WHAT TO DO
From the listing below, extract every line containing "triangle".

+-------+

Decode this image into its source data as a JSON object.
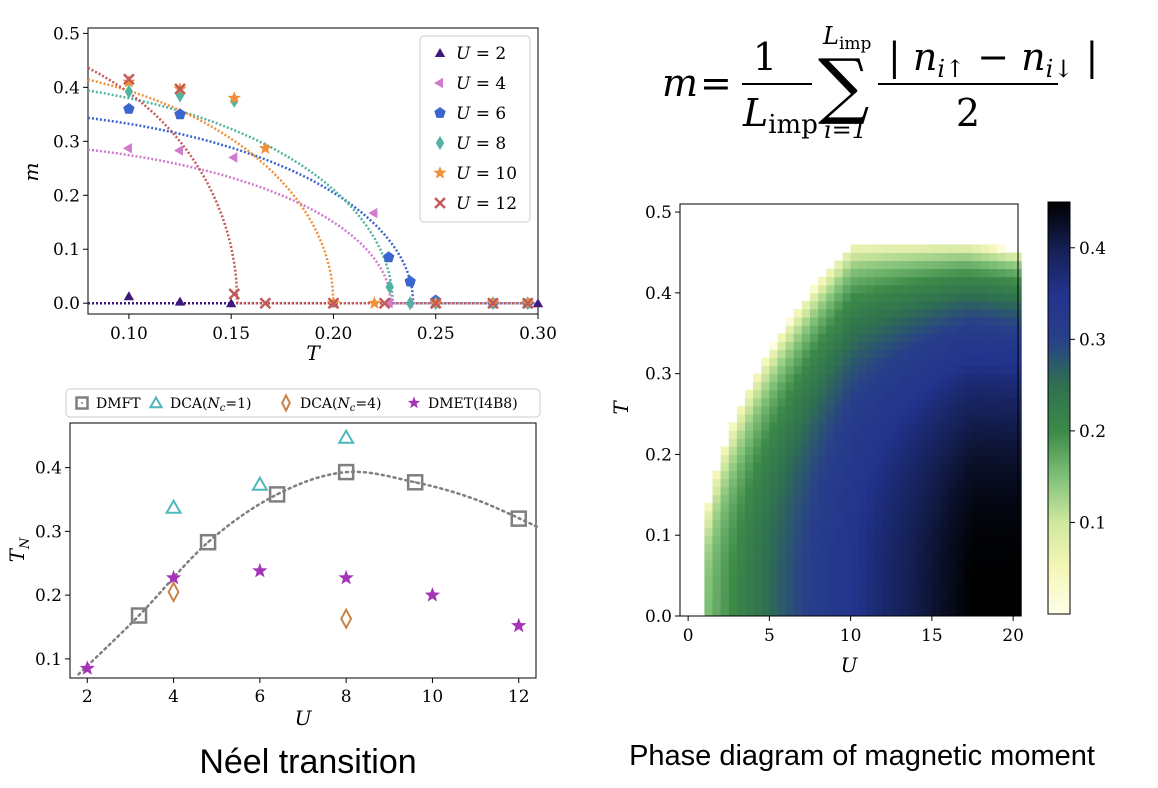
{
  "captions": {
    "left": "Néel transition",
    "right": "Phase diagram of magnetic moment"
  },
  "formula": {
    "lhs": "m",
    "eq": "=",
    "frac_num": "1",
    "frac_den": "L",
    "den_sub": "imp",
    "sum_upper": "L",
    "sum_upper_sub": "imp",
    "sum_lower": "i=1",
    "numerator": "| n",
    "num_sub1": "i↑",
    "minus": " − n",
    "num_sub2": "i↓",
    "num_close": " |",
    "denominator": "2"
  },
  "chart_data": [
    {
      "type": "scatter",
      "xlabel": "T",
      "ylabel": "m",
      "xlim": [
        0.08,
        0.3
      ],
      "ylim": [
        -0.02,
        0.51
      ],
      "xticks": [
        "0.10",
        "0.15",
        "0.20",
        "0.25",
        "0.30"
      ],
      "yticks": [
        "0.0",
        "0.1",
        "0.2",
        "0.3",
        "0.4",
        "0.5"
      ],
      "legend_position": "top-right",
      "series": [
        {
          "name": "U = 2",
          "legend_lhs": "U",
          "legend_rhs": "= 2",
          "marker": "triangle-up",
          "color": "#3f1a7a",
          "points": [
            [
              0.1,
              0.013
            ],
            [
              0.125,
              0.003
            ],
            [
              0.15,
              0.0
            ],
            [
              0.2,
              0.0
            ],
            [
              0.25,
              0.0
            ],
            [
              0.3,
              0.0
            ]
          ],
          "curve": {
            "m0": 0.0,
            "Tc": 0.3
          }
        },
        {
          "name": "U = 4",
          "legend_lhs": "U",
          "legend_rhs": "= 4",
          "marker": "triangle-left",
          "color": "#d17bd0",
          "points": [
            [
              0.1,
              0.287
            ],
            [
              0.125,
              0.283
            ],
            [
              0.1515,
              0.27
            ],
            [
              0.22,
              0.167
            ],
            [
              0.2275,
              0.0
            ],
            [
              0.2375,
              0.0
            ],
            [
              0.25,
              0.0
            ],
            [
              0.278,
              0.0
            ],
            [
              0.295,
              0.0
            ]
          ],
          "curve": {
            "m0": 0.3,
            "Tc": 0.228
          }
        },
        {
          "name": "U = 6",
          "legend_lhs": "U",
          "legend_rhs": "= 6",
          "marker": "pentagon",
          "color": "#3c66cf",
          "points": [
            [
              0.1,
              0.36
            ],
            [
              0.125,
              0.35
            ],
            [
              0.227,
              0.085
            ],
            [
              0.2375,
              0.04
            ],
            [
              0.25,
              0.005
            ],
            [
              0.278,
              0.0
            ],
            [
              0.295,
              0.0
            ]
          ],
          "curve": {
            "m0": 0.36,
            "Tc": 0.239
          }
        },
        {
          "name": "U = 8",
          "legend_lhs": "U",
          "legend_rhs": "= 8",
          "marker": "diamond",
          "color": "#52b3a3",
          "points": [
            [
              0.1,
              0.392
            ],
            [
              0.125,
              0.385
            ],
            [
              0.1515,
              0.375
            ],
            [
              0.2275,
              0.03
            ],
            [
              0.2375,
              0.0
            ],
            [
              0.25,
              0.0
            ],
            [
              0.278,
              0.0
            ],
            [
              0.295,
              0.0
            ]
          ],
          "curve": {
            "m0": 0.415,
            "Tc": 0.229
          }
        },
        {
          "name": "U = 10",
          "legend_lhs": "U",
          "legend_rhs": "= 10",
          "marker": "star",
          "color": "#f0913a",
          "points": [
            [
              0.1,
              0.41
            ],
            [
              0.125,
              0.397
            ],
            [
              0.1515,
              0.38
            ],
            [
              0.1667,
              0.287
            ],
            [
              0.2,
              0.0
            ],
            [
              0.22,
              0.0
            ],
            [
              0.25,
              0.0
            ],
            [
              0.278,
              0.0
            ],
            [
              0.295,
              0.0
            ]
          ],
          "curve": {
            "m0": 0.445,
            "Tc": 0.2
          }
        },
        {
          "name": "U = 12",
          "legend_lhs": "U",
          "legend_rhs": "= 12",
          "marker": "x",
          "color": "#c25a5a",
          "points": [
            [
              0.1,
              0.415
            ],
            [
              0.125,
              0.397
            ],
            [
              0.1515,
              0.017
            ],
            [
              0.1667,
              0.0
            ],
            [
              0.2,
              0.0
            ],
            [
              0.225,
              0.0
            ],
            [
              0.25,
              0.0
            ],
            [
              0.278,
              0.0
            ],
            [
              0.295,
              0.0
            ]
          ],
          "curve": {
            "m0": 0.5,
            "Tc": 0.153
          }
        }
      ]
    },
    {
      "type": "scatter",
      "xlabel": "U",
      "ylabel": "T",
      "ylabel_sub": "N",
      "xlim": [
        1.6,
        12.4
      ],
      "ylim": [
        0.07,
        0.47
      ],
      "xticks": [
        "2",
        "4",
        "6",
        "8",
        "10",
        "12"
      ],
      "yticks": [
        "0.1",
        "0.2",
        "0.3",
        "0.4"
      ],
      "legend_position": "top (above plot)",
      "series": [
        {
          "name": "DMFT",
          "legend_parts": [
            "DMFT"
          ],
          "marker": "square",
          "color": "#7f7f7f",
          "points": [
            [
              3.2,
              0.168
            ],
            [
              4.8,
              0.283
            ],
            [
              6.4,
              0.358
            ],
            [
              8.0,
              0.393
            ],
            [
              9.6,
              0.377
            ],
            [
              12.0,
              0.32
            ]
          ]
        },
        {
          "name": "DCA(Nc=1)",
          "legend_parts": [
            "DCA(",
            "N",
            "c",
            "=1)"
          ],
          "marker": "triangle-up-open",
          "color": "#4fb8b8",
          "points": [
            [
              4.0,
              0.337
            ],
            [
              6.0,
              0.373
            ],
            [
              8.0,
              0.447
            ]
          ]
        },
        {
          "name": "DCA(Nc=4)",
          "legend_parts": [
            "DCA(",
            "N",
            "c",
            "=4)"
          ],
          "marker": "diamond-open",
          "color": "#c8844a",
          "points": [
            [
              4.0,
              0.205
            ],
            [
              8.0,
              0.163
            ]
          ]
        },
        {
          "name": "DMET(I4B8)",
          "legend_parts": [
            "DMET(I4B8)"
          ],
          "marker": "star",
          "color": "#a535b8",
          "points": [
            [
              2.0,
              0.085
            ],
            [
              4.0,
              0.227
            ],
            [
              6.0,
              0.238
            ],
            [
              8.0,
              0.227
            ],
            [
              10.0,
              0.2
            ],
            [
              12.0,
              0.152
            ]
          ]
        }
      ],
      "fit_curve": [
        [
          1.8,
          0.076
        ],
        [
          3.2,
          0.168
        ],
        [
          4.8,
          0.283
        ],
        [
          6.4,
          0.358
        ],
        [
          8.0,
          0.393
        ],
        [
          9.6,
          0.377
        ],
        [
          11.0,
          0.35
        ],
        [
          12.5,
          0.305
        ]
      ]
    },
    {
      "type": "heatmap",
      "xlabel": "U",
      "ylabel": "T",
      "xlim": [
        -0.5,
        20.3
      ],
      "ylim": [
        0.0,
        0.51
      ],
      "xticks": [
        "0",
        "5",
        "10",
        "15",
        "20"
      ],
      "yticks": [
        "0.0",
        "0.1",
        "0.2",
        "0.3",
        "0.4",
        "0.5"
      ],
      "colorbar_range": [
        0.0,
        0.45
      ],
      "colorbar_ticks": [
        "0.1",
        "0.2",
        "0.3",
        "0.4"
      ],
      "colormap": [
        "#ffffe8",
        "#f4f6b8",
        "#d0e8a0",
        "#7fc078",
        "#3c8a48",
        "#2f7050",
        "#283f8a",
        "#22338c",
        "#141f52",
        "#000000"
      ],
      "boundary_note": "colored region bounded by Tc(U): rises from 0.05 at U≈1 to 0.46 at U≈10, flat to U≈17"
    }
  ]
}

+-------+

THE RESPONSE
          "marker": "triangle-up",
          "marker": "triangle-left",
          "marker": "triangle-up-open",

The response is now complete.